[GIVEN INSTRUCTION] For this exercise, copy out each line of the material below that includes "tagline".

### PROVIDED INFORMATION

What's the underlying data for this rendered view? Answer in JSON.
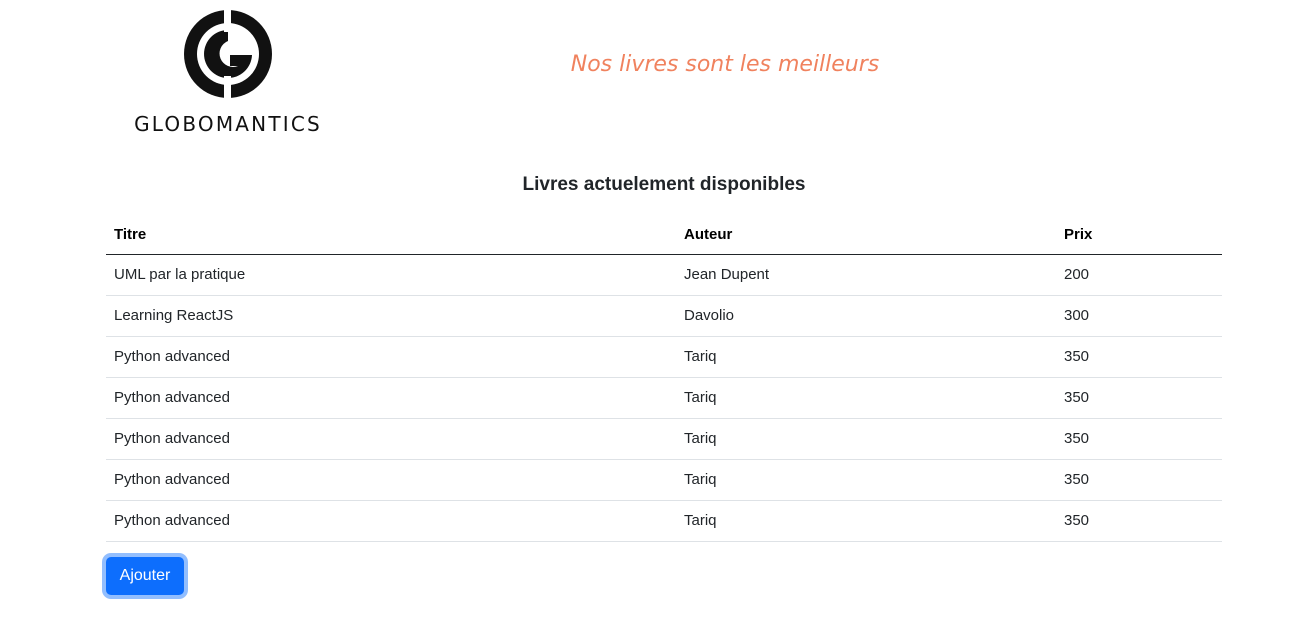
{
  "header": {
    "brand": "GLOBOMANTICS",
    "tagline": "Nos livres sont les meilleurs"
  },
  "main": {
    "title": "Livres actuelement disponibles",
    "table": {
      "columns": [
        "Titre",
        "Auteur",
        "Prix"
      ],
      "rows": [
        [
          "UML par la pratique",
          "Jean Dupent",
          "200"
        ],
        [
          "Learning ReactJS",
          "Davolio",
          "300"
        ],
        [
          "Python advanced",
          "Tariq",
          "350"
        ],
        [
          "Python advanced",
          "Tariq",
          "350"
        ],
        [
          "Python advanced",
          "Tariq",
          "350"
        ],
        [
          "Python advanced",
          "Tariq",
          "350"
        ],
        [
          "Python advanced",
          "Tariq",
          "350"
        ]
      ]
    },
    "add_button_label": "Ajouter"
  },
  "colors": {
    "tagline": "#f0825e",
    "button": "#0d6efd",
    "logo": "#111111"
  }
}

######

[TASK RESPONSE]
    "tagline": "Nos livres sont les meilleurs"
    "tagline": "#f0825e",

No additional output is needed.